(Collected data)
□ □ □ □ □ □ □

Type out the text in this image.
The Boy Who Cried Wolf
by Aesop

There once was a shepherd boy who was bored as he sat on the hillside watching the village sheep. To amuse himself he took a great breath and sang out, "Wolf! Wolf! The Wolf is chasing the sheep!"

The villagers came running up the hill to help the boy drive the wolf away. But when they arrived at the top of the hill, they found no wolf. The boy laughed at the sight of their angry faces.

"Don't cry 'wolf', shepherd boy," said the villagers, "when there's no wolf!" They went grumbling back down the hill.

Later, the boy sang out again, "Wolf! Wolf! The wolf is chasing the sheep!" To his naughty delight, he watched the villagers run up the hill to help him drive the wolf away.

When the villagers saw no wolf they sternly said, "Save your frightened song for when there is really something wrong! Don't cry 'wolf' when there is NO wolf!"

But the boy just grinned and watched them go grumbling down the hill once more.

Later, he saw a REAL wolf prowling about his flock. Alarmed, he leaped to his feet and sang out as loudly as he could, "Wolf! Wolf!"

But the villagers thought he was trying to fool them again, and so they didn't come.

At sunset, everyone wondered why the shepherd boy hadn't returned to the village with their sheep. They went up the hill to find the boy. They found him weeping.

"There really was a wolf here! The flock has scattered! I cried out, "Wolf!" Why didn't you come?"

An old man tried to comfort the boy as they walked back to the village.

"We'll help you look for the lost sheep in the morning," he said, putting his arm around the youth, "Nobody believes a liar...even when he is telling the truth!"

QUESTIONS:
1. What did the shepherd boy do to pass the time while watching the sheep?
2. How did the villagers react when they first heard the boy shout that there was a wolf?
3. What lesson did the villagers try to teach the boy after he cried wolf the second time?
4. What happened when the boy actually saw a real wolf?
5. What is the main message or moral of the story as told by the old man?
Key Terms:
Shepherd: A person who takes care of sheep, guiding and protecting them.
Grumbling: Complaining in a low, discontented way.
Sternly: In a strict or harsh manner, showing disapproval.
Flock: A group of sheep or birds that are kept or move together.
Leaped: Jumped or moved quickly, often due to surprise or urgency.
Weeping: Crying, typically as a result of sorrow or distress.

□ □ □ □ □ □ □

• [Exercise prompt]: Retype the records in full. Keep every line identical to the original.

• [Output for this exercise]:
Type out the text in this image.
The Boy Who Cried Wolf
by Aesop

There once was a shepherd boy who was bored as he sat on the hillside watching the village sheep. To amuse himself he took a great breath and sang out, "Wolf! Wolf! The Wolf is chasing the sheep!"

The villagers came running up the hill to help the boy drive the wolf away. But when they arrived at the top of the hill, they found no wolf. The boy laughed at the sight of their angry faces.

"Don't cry 'wolf', shepherd boy," said the villagers, "when there's no wolf!" They went grumbling back down the hill.

Later, the boy sang out again, "Wolf! Wolf! The wolf is chasing the sheep!" To his naughty delight, he watched the villagers run up the hill to help him drive the wolf away.

When the villagers saw no wolf they sternly said, "Save your frightened song for when there is really something wrong! Don't cry 'wolf' when there is NO wolf!"

But the boy just grinned and watched them go grumbling down the hill once more.

Later, he saw a REAL wolf prowling about his flock. Alarmed, he leaped to his feet and sang out as loudly as he could, "Wolf! Wolf!"

But the villagers thought he was trying to fool them again, and so they didn't come.

At sunset, everyone wondered why the shepherd boy hadn't returned to the village with their sheep. They went up the hill to find the boy. They found him weeping.

"There really was a wolf here! The flock has scattered! I cried out, "Wolf!" Why didn't you come?"

An old man tried to comfort the boy as they walked back to the village.

"We'll help you look for the lost sheep in the morning," he said, putting his arm around the youth, "Nobody believes a liar...even when he is telling the truth!"

QUESTIONS:
1. What did the shepherd boy do to pass the time while watching the sheep?
2. How did the villagers react when they first heard the boy shout that there was a wolf?
3. What lesson did the villagers try to teach the boy after he cried wolf the second time?
4. What happened when the boy actually saw a real wolf?
5. What is the main message or moral of the story as told by the old man?
Key Terms:
Shepherd: A person who takes care of sheep, guiding and protecting them.
Grumbling: Complaining in a low, discontented way.
Sternly: In a strict or harsh manner, showing disapproval.
Flock: A group of sheep or birds that are kept or move together.
Leaped: Jumped or moved quickly, often due to surprise or urgency.
Weeping: Crying, typically as a result of sorrow or distress.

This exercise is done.